● **SOURCE TEXT**:
All exhibitions are included with General Admission.
Thursday, May 3, through Monday, July 30
Tredwell Brides: Changing Wedding Traditions in the 19th Century
Over the course of the 1800s, weddings in New York City evolved from intimate private ceremonies to large, lavish affairs. This exhibition explores the changes in wedding customs as the 19th century progressed, including the trousseau, printed invitations, and the giving of gifts. Highlights include Eliza Tredwell’s 1820 empire-style embroidered cotton wedding dress and Sarah Ann Tredwell’s 1872 silk bridal dress made in Paris, the highest fashion of the post-Civil War bustle period. Accessories include silk wedding boots, and earrings, corsage, and headpiece of wax orange blossoms. The Greek Revival parlor overflows with white flowers for the reenactment of the 1845 wedding of Elizabeth Tredwell and Effingham Nichols on June 9.
Thursday, August 2, through Monday, October 1
Beating the Heat: Keeping Cool in the 19th Century
Fans and parasols from the Tredwell collection illustrate the ways people kept their cool during the dog days of a New York City Summer — before the invention of air conditioning.
What’s in the Blue Box?
The Museum’s collection of the Tredwell family’s original possessions comprises almost 3,000 objects: furnishings, decorations, lighting devices, household, personal and sewing accessories, family photographs, books, ephemera, works of art, costumes, and textiles. Taken together, they provide an intimate, authentic look at the domestic life of this 19th century New York merchant-class family.
Smaller objects not on display are stored in archival “blue boxes” in a storage room on the fourth floor. A single box often contains objects spanning the Tredwells’ entire 98-year residency on Fourth Street. On display, the contents of one blue storage box, including items never before displayed.
At the Tredwells’ Table: Highlights from the Collection
On display are china and glassware spanning the Tredwell family’s almost 100 year residence in the house. Included is a partial luncheon service by American silvermaker Wm. Rogers in the “Oval Thread” pattern, dating from 1847-1872. The set, engraved “E.T.,” is believed to have been given to Elizabeth Tredwell, the eldest Tredwell daughter, shortly after her marriage in 1845.
Included with regular admission.
Exhibitions are part of a series of 2017-2018 education programs,
The Women of Fourth Street and A Century of Change: 1835-1933.

● **COMPLETE THE FOLLOWING**:
• a. About how many objects are in the museum's collection of the Tredwell family's original possessions, according to the exhibitions page?
• b. Reproduce the passage of the exhibitions page that starts at the words "Included with regular" and stops after the words "of Change: 1835-1933.".

Dataset entries:

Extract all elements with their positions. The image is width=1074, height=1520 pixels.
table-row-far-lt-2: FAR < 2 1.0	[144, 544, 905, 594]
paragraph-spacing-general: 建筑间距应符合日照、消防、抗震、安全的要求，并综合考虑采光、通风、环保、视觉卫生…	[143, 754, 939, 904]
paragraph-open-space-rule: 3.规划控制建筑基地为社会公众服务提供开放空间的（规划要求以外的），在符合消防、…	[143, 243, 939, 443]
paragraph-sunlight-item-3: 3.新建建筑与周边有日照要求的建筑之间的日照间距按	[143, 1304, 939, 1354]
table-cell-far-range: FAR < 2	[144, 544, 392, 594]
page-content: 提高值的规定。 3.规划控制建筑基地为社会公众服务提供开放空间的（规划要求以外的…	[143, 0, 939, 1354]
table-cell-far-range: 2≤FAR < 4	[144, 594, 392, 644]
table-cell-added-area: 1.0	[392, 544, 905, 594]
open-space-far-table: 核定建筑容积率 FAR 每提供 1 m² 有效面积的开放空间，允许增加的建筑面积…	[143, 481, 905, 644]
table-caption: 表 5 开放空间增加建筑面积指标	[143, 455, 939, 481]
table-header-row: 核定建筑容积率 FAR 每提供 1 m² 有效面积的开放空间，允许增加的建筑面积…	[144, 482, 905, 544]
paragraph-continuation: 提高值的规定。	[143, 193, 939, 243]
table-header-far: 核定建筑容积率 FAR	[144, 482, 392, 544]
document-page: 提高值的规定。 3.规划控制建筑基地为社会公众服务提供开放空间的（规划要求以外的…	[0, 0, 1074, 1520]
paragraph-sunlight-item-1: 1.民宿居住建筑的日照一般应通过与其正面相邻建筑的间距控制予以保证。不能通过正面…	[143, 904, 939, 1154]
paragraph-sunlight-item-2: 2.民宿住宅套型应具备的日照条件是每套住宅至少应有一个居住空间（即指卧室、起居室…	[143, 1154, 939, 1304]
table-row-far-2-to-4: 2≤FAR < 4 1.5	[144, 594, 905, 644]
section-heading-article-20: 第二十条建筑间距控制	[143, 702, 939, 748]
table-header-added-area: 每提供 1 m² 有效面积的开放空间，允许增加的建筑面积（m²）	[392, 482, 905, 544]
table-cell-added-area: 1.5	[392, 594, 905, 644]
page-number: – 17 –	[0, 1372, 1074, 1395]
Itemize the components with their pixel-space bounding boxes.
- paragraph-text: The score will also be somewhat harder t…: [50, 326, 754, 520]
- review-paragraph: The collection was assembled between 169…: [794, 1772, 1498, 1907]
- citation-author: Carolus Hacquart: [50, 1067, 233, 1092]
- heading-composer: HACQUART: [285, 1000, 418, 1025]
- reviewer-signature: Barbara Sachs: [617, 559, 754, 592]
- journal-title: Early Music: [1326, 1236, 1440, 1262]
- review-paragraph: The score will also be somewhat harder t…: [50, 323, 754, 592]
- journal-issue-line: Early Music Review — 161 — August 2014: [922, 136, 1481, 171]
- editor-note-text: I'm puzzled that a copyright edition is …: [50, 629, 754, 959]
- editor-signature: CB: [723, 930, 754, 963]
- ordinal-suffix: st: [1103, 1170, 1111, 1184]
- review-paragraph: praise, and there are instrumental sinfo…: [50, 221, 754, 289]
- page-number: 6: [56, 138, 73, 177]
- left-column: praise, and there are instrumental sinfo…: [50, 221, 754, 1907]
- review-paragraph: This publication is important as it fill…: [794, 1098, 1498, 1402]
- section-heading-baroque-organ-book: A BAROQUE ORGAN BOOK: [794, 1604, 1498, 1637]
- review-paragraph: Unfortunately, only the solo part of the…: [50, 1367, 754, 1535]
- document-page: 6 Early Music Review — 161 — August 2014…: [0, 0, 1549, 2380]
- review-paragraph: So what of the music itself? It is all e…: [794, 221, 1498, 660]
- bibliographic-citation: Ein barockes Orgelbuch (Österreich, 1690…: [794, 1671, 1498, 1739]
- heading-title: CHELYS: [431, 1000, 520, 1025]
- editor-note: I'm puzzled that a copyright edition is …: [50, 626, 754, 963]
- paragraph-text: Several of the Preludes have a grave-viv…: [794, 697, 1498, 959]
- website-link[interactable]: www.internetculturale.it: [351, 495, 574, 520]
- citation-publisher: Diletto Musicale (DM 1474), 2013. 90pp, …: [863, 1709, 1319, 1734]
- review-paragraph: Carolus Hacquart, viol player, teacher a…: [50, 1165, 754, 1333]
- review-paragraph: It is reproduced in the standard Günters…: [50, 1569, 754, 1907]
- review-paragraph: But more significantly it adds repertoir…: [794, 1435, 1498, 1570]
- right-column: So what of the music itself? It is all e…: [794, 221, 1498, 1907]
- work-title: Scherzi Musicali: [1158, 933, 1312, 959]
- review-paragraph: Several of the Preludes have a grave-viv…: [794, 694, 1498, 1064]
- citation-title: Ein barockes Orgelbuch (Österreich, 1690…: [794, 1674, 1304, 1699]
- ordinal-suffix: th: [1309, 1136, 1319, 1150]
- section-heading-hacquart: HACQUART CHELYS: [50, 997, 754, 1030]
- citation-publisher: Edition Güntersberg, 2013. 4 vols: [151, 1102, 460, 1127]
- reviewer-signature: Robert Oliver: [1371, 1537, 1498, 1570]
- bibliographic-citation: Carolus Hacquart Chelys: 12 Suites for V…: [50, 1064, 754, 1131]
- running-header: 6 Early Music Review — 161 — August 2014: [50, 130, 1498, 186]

● **ANSWERS BY ITEM NUMBER**:
• a. Almost 3,000 objects.

• b.
Included with regular admission.
Exhibitions are part of a series of 2017-2018 education programs,
The Women of Fourth Street and A Century of Change: 1835-1933.